◆ What to work on:
Exactly repeat the full listing that follows.
____
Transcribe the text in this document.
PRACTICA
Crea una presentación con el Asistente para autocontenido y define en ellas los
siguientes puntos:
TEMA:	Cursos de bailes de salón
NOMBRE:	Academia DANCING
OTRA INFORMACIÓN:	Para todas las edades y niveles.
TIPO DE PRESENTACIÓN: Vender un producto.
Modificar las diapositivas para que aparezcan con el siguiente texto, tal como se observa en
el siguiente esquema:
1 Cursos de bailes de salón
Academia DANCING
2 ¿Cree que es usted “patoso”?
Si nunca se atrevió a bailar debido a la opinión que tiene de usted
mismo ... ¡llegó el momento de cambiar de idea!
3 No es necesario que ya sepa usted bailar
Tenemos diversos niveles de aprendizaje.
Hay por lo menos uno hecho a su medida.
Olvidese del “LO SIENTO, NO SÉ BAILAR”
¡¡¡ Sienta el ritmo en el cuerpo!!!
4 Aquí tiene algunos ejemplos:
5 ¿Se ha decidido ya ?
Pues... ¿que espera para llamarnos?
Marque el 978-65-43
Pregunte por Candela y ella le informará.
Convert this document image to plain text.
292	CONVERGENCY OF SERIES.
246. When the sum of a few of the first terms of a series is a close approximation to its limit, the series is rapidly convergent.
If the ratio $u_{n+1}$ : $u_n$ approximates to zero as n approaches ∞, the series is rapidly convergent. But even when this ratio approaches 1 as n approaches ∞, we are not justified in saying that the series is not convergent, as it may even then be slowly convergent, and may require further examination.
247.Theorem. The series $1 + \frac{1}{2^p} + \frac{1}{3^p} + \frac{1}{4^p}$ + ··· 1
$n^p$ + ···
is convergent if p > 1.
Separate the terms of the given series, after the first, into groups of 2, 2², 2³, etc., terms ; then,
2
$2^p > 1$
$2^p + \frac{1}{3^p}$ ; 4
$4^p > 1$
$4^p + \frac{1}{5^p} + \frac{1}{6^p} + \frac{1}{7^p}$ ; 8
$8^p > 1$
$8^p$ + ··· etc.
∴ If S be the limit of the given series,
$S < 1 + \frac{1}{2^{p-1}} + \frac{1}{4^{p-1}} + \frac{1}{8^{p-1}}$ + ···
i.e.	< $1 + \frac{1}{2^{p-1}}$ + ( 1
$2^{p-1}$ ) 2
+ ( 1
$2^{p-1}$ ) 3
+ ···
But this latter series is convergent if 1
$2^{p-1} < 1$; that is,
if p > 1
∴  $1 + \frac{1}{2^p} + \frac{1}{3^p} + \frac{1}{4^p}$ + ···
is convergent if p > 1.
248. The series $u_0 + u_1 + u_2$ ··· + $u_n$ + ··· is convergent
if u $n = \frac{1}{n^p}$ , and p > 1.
____
◆ Response:
Transcribe the text in this document.
PRACTICA
Crea una presentación con el Asistente para autocontenido y define en ellas los
siguientes puntos:
TEMA:	Cursos de bailes de salón
NOMBRE:	Academia DANCING
OTRA INFORMACIÓN:	Para todas las edades y niveles.
TIPO DE PRESENTACIÓN: Vender un producto.
Modificar las diapositivas para que aparezcan con el siguiente texto, tal como se observa en
el siguiente esquema:
1 Cursos de bailes de salón
Academia DANCING
2 ¿Cree que es usted “patoso”?
Si nunca se atrevió a bailar debido a la opinión que tiene de usted
mismo ... ¡llegó el momento de cambiar de idea!
3 No es necesario que ya sepa usted bailar
Tenemos diversos niveles de aprendizaje.
Hay por lo menos uno hecho a su medida.
Olvidese del “LO SIENTO, NO SÉ BAILAR”
¡¡¡ Sienta el ritmo en el cuerpo!!!
4 Aquí tiene algunos ejemplos:
5 ¿Se ha decidido ya ?
Pues... ¿que espera para llamarnos?
Marque el 978-65-43
Pregunte por Candela y ella le informará.
Convert this document image to plain text.
292	CONVERGENCY OF SERIES.
246. When the sum of a few of the first terms of a series is a close approximation to its limit, the series is rapidly convergent.
If the ratio $u_{n+1}$ : $u_n$ approximates to zero as n approaches ∞, the series is rapidly convergent. But even when this ratio approaches 1 as n approaches ∞, we are not justified in saying that the series is not convergent, as it may even then be slowly convergent, and may require further examination.
247.Theorem. The series $1 + \frac{1}{2^p} + \frac{1}{3^p} + \frac{1}{4^p}$ + ··· 1
$n^p$ + ···
is convergent if p > 1.
Separate the terms of the given series, after the first, into groups of 2, 2², 2³, etc., terms ; then,
2
$2^p > 1$
$2^p + \frac{1}{3^p}$ ; 4
$4^p > 1$
$4^p + \frac{1}{5^p} + \frac{1}{6^p} + \frac{1}{7^p}$ ; 8
$8^p > 1$
$8^p$ + ··· etc.
∴ If S be the limit of the given series,
$S < 1 + \frac{1}{2^{p-1}} + \frac{1}{4^{p-1}} + \frac{1}{8^{p-1}}$ + ···
i.e.	< $1 + \frac{1}{2^{p-1}}$ + ( 1
$2^{p-1}$ ) 2
+ ( 1
$2^{p-1}$ ) 3
+ ···
But this latter series is convergent if 1
$2^{p-1} < 1$; that is,
if p > 1
∴  $1 + \frac{1}{2^p} + \frac{1}{3^p} + \frac{1}{4^p}$ + ···
is convergent if p > 1.
248. The series $u_0 + u_1 + u_2$ ··· + $u_n$ + ··· is convergent
if u $n = \frac{1}{n^p}$ , and p > 1.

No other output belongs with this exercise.